(Collected data entries)
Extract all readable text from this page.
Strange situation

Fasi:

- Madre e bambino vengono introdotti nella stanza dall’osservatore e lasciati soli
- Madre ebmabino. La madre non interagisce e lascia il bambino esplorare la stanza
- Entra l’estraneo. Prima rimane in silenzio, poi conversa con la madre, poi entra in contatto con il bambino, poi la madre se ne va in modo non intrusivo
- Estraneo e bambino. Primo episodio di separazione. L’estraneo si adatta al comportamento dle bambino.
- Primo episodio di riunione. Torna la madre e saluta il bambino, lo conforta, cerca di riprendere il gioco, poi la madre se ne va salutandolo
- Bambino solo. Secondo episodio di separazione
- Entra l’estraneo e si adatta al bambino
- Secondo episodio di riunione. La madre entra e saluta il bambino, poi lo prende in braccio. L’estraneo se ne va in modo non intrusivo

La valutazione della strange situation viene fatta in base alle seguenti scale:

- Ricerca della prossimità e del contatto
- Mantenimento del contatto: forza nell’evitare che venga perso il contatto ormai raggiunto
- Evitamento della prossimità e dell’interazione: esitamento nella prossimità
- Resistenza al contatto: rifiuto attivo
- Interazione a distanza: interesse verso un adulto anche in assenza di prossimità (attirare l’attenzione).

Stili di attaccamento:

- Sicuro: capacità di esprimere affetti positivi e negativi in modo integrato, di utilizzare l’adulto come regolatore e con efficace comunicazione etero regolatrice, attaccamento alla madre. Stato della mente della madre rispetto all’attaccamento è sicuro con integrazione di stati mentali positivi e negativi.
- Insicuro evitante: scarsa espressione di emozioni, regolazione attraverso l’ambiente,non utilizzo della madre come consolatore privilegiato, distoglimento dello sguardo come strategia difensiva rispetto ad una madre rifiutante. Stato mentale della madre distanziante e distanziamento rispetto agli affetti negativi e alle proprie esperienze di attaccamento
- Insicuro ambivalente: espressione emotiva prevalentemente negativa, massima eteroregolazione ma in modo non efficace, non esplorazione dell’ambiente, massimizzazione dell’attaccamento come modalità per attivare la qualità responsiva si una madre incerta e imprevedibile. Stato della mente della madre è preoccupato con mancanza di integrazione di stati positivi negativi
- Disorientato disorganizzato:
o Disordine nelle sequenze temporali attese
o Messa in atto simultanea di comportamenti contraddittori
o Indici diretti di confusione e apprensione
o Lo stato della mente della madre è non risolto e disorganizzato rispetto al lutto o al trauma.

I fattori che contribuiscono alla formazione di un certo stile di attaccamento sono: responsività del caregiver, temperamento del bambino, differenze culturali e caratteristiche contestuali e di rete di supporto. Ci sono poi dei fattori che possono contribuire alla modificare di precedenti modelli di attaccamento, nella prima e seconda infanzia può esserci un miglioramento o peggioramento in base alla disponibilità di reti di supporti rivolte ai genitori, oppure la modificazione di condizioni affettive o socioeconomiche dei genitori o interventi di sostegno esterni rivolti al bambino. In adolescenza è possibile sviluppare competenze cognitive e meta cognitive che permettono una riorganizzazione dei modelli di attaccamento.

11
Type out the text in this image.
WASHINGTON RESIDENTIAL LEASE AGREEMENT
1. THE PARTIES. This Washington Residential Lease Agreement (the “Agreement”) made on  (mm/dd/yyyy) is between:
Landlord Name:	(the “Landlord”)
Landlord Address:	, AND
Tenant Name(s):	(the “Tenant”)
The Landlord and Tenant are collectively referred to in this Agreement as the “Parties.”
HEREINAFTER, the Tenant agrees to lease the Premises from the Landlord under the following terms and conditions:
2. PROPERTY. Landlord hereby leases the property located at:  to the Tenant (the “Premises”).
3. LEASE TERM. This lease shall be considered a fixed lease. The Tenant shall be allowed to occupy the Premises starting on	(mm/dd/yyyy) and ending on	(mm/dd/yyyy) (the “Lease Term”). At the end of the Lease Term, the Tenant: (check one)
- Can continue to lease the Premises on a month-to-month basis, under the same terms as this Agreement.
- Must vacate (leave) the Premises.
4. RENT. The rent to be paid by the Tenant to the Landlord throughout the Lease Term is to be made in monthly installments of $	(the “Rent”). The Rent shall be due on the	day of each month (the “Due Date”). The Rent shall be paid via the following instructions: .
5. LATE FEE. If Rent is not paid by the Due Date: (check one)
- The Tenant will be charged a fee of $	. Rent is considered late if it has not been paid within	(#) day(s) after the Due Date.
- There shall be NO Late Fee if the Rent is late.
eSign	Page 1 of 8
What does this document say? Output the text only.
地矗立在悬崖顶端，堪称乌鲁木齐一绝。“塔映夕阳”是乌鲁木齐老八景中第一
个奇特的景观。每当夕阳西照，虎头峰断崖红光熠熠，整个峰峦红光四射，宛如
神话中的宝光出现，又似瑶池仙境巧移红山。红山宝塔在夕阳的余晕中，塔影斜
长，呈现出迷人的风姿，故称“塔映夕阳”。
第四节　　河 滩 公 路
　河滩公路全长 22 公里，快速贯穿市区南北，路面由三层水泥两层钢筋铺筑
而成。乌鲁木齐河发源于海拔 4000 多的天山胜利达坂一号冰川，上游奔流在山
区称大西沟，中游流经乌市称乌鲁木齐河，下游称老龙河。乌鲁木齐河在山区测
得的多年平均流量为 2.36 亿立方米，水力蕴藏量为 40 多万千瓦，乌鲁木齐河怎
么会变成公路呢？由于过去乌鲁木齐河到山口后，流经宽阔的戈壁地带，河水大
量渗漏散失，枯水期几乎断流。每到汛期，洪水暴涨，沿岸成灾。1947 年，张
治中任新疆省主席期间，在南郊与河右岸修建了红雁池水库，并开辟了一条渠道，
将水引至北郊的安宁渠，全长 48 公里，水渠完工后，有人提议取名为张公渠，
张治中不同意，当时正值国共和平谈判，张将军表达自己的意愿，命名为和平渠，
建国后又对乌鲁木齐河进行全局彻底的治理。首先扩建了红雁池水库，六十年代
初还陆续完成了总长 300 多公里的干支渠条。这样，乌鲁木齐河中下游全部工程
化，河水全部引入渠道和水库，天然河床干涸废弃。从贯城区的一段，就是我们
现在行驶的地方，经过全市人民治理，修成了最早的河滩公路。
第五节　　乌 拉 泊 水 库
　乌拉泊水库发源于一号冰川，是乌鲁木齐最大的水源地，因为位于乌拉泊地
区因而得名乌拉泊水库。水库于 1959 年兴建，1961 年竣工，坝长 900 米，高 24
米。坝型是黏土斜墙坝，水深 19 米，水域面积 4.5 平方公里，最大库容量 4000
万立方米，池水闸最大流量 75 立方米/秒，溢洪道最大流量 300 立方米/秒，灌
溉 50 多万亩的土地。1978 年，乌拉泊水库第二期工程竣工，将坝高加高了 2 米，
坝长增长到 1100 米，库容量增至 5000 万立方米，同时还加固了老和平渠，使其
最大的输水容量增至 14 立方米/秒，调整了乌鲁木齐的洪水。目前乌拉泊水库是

**Aim of the task:** Retype the records that precede this task, keeping them exactly the same.

**Answer below:**
Extract all readable text from this page.
Strange situation

Fasi:

- Madre e bambino vengono introdotti nella stanza dall’osservatore e lasciati soli
- Madre ebmabino. La madre non interagisce e lascia il bambino esplorare la stanza
- Entra l’estraneo. Prima rimane in silenzio, poi conversa con la madre, poi entra in contatto con il bambino, poi la madre se ne va in modo non intrusivo
- Estraneo e bambino. Primo episodio di separazione. L’estraneo si adatta al comportamento dle bambino.
- Primo episodio di riunione. Torna la madre e saluta il bambino, lo conforta, cerca di riprendere il gioco, poi la madre se ne va salutandolo
- Bambino solo. Secondo episodio di separazione
- Entra l’estraneo e si adatta al bambino
- Secondo episodio di riunione. La madre entra e saluta il bambino, poi lo prende in braccio. L’estraneo se ne va in modo non intrusivo

La valutazione della strange situation viene fatta in base alle seguenti scale:

- Ricerca della prossimità e del contatto
- Mantenimento del contatto: forza nell’evitare che venga perso il contatto ormai raggiunto
- Evitamento della prossimità e dell’interazione: esitamento nella prossimità
- Resistenza al contatto: rifiuto attivo
- Interazione a distanza: interesse verso un adulto anche in assenza di prossimità (attirare l’attenzione).

Stili di attaccamento:

- Sicuro: capacità di esprimere affetti positivi e negativi in modo integrato, di utilizzare l’adulto come regolatore e con efficace comunicazione etero regolatrice, attaccamento alla madre. Stato della mente della madre rispetto all’attaccamento è sicuro con integrazione di stati mentali positivi e negativi.
- Insicuro evitante: scarsa espressione di emozioni, regolazione attraverso l’ambiente,non utilizzo della madre come consolatore privilegiato, distoglimento dello sguardo come strategia difensiva rispetto ad una madre rifiutante. Stato mentale della madre distanziante e distanziamento rispetto agli affetti negativi e alle proprie esperienze di attaccamento
- Insicuro ambivalente: espressione emotiva prevalentemente negativa, massima eteroregolazione ma in modo non efficace, non esplorazione dell’ambiente, massimizzazione dell’attaccamento come modalità per attivare la qualità responsiva si una madre incerta e imprevedibile. Stato della mente della madre è preoccupato con mancanza di integrazione di stati positivi negativi
- Disorientato disorganizzato:
o Disordine nelle sequenze temporali attese
o Messa in atto simultanea di comportamenti contraddittori
o Indici diretti di confusione e apprensione
o Lo stato della mente della madre è non risolto e disorganizzato rispetto al lutto o al trauma.

I fattori che contribuiscono alla formazione di un certo stile di attaccamento sono: responsività del caregiver, temperamento del bambino, differenze culturali e caratteristiche contestuali e di rete di supporto. Ci sono poi dei fattori che possono contribuire alla modificare di precedenti modelli di attaccamento, nella prima e seconda infanzia può esserci un miglioramento o peggioramento in base alla disponibilità di reti di supporti rivolte ai genitori, oppure la modificazione di condizioni affettive o socioeconomiche dei genitori o interventi di sostegno esterni rivolti al bambino. In adolescenza è possibile sviluppare competenze cognitive e meta cognitive che permettono una riorganizzazione dei modelli di attaccamento.

11
Type out the text in this image.
WASHINGTON RESIDENTIAL LEASE AGREEMENT
1. THE PARTIES. This Washington Residential Lease Agreement (the “Agreement”) made on  (mm/dd/yyyy) is between:
Landlord Name:	(the “Landlord”)
Landlord Address:	, AND
Tenant Name(s):	(the “Tenant”)
The Landlord and Tenant are collectively referred to in this Agreement as the “Parties.”
HEREINAFTER, the Tenant agrees to lease the Premises from the Landlord under the following terms and conditions:
2. PROPERTY. Landlord hereby leases the property located at:  to the Tenant (the “Premises”).
3. LEASE TERM. This lease shall be considered a fixed lease. The Tenant shall be allowed to occupy the Premises starting on	(mm/dd/yyyy) and ending on	(mm/dd/yyyy) (the “Lease Term”). At the end of the Lease Term, the Tenant: (check one)
- Can continue to lease the Premises on a month-to-month basis, under the same terms as this Agreement.
- Must vacate (leave) the Premises.
4. RENT. The rent to be paid by the Tenant to the Landlord throughout the Lease Term is to be made in monthly installments of $	(the “Rent”). The Rent shall be due on the	day of each month (the “Due Date”). The Rent shall be paid via the following instructions: .
5. LATE FEE. If Rent is not paid by the Due Date: (check one)
- The Tenant will be charged a fee of $	. Rent is considered late if it has not been paid within	(#) day(s) after the Due Date.
- There shall be NO Late Fee if the Rent is late.
eSign	Page 1 of 8
What does this document say? Output the text only.
地矗立在悬崖顶端，堪称乌鲁木齐一绝。“塔映夕阳”是乌鲁木齐老八景中第一
个奇特的景观。每当夕阳西照，虎头峰断崖红光熠熠，整个峰峦红光四射，宛如
神话中的宝光出现，又似瑶池仙境巧移红山。红山宝塔在夕阳的余晕中，塔影斜
长，呈现出迷人的风姿，故称“塔映夕阳”。
第四节　　河 滩 公 路
　河滩公路全长 22 公里，快速贯穿市区南北，路面由三层水泥两层钢筋铺筑
而成。乌鲁木齐河发源于海拔 4000 多的天山胜利达坂一号冰川，上游奔流在山
区称大西沟，中游流经乌市称乌鲁木齐河，下游称老龙河。乌鲁木齐河在山区测
得的多年平均流量为 2.36 亿立方米，水力蕴藏量为 40 多万千瓦，乌鲁木齐河怎
么会变成公路呢？由于过去乌鲁木齐河到山口后，流经宽阔的戈壁地带，河水大
量渗漏散失，枯水期几乎断流。每到汛期，洪水暴涨，沿岸成灾。1947 年，张
治中任新疆省主席期间，在南郊与河右岸修建了红雁池水库，并开辟了一条渠道，
将水引至北郊的安宁渠，全长 48 公里，水渠完工后，有人提议取名为张公渠，
张治中不同意，当时正值国共和平谈判，张将军表达自己的意愿，命名为和平渠，
建国后又对乌鲁木齐河进行全局彻底的治理。首先扩建了红雁池水库，六十年代
初还陆续完成了总长 300 多公里的干支渠条。这样，乌鲁木齐河中下游全部工程
化，河水全部引入渠道和水库，天然河床干涸废弃。从贯城区的一段，就是我们
现在行驶的地方，经过全市人民治理，修成了最早的河滩公路。
第五节　　乌 拉 泊 水 库
　乌拉泊水库发源于一号冰川，是乌鲁木齐最大的水源地，因为位于乌拉泊地
区因而得名乌拉泊水库。水库于 1959 年兴建，1961 年竣工，坝长 900 米，高 24
米。坝型是黏土斜墙坝，水深 19 米，水域面积 4.5 平方公里，最大库容量 4000
万立方米，池水闸最大流量 75 立方米/秒，溢洪道最大流量 300 立方米/秒，灌
溉 50 多万亩的土地。1978 年，乌拉泊水库第二期工程竣工，将坝高加高了 2 米，
坝长增长到 1100 米，库容量增至 5000 万立方米，同时还加固了老和平渠，使其
最大的输水容量增至 14 立方米/秒，调整了乌鲁木齐的洪水。目前乌拉泊水库是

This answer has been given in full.